* MATERIAL FOR THIS TASK:
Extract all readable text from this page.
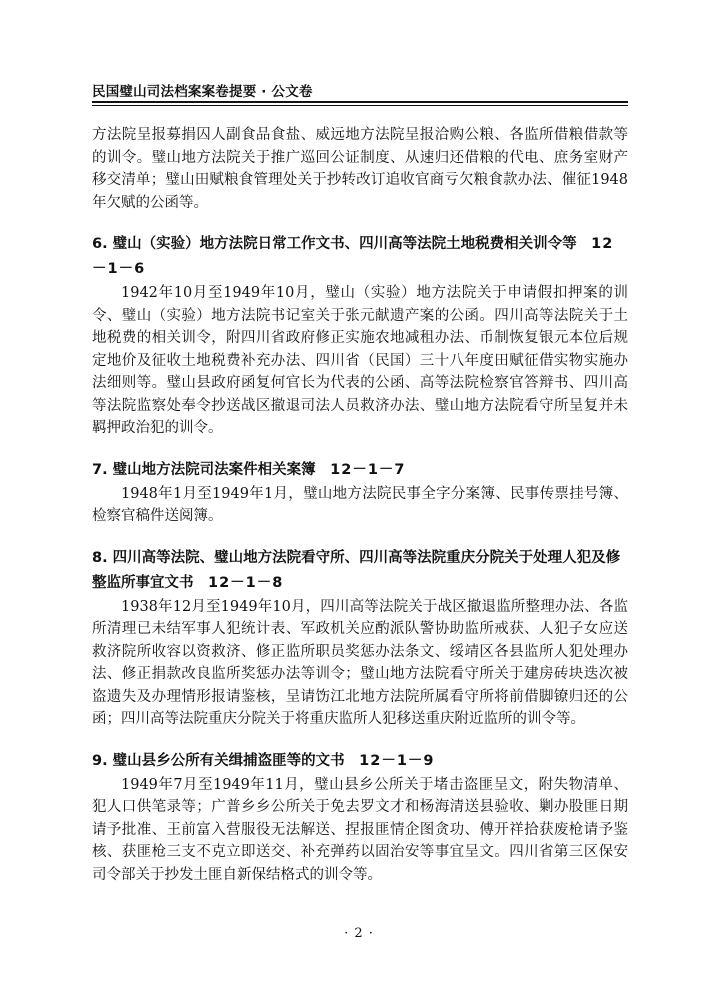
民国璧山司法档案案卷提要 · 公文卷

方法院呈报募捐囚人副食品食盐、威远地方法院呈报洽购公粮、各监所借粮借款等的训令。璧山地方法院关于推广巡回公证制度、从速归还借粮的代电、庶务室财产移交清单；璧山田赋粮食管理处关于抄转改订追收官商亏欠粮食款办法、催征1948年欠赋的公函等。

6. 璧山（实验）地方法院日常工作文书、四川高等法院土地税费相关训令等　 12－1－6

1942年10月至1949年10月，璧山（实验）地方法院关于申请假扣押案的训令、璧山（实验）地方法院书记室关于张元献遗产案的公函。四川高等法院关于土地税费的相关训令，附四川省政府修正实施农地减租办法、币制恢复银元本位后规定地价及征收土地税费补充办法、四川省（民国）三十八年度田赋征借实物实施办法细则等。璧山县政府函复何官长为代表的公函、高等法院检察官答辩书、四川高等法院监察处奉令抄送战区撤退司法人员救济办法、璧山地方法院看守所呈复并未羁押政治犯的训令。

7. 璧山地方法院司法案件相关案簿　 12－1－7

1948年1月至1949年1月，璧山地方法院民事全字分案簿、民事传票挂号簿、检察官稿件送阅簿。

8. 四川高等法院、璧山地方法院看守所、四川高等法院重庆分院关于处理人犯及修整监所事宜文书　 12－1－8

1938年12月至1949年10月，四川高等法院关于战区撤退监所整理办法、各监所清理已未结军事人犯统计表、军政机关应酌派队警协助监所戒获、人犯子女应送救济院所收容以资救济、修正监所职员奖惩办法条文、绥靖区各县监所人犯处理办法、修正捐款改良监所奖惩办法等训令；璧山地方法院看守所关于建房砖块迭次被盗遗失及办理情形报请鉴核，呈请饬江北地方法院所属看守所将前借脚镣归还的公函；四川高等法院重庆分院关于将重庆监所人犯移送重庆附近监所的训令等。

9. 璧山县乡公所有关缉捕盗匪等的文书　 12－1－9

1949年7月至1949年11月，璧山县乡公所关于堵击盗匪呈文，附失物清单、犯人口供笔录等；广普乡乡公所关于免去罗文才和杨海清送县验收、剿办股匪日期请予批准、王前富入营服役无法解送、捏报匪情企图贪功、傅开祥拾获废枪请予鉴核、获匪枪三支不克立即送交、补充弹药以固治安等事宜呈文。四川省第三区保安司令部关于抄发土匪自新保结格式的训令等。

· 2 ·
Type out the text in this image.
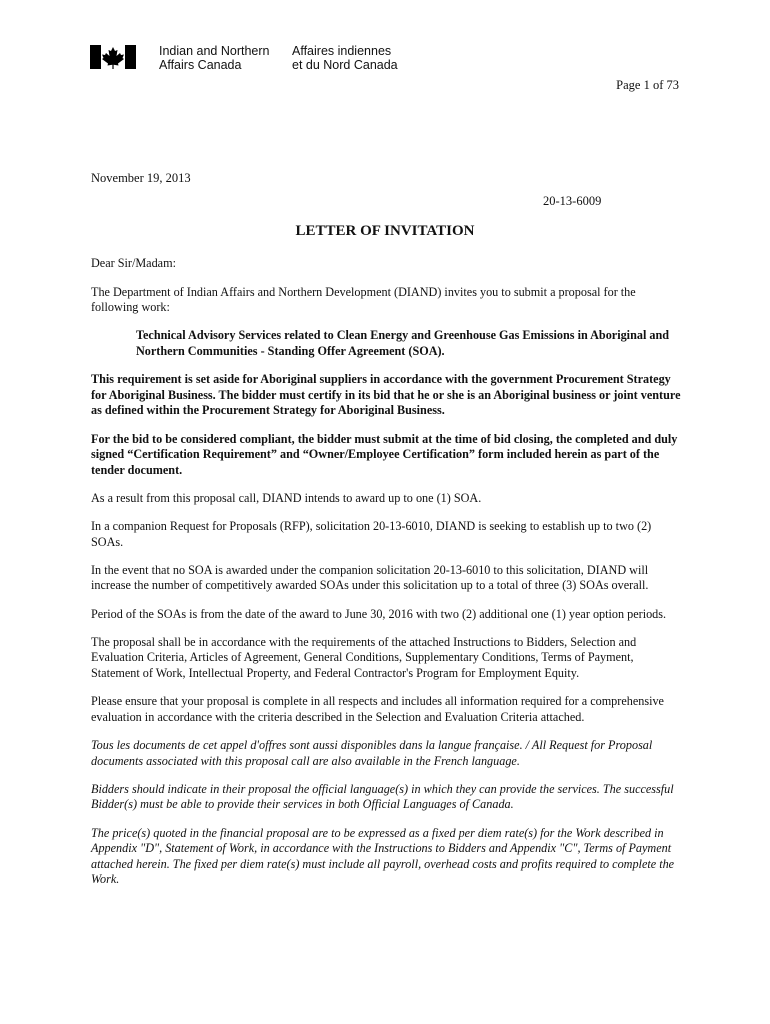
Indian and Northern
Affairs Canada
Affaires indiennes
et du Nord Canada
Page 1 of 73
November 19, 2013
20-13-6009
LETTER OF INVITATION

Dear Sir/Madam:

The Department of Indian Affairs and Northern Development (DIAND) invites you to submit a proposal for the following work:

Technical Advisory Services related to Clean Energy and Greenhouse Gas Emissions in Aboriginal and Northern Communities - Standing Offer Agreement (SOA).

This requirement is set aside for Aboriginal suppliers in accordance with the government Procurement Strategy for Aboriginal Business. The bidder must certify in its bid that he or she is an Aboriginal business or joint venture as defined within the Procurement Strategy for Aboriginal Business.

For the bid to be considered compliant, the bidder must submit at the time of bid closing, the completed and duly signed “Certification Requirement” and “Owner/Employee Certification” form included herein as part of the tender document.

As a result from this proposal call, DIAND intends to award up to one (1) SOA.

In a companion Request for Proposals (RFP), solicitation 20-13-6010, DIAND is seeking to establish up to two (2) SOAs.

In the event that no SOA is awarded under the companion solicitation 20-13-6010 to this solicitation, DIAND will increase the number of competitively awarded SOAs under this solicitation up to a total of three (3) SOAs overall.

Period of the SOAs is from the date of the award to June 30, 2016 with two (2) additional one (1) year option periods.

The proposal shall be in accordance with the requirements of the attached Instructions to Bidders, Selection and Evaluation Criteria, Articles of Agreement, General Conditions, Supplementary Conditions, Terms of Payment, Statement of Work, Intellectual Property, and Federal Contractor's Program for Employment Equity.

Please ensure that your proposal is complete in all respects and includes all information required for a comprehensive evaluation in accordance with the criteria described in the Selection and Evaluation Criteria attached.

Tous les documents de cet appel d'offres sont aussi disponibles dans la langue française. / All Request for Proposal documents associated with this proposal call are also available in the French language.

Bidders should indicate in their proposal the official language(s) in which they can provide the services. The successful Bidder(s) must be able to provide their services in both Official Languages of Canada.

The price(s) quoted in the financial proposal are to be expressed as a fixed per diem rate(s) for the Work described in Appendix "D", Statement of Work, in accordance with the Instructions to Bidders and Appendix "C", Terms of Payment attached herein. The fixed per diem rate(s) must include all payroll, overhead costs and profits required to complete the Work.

---

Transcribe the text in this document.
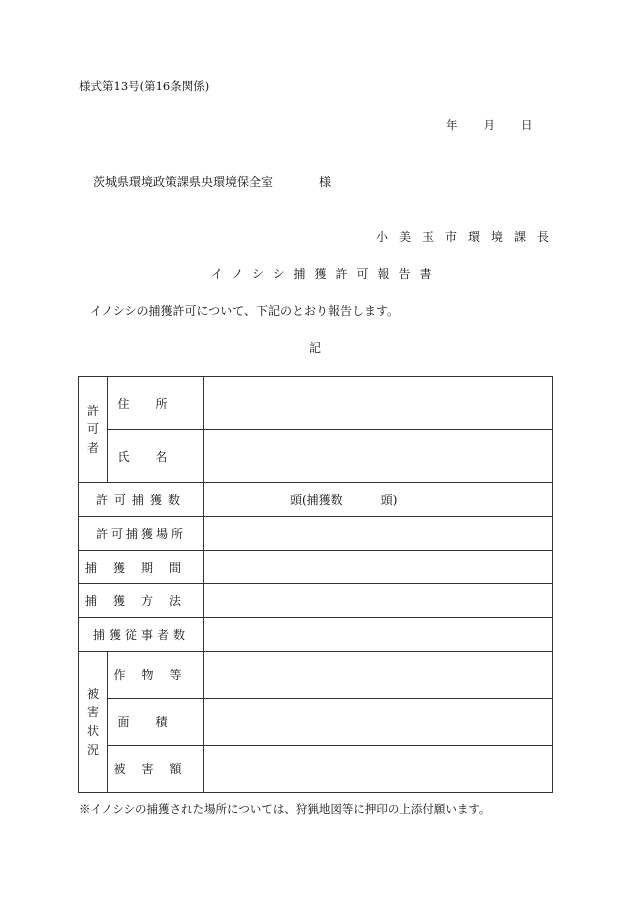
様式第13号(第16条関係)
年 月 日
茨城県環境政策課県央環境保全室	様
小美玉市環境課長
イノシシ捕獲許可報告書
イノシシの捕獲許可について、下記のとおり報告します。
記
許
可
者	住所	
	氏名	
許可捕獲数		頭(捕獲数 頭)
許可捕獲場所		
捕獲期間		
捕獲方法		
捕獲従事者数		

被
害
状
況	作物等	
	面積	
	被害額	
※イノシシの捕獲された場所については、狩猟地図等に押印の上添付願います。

* INSTRUCTION:
Look through the entries and find each line that has the string "described". Copy those lines.

* ANSWER:
Please ensure that your proposal is complete in all respects and includes all information required for a comprehensive evaluation in accordance with the criteria described in the Selection and Evaluation Criteria attached.
The price(s) quoted in the financial proposal are to be expressed as a fixed per diem rate(s) for the Work described in Appendix "D", Statement of Work, in accordance with the Instructions to Bidders and Appendix "C", Terms of Payment attached herein. The fixed per diem rate(s) must include all payroll, overhead costs and profits required to complete the Work.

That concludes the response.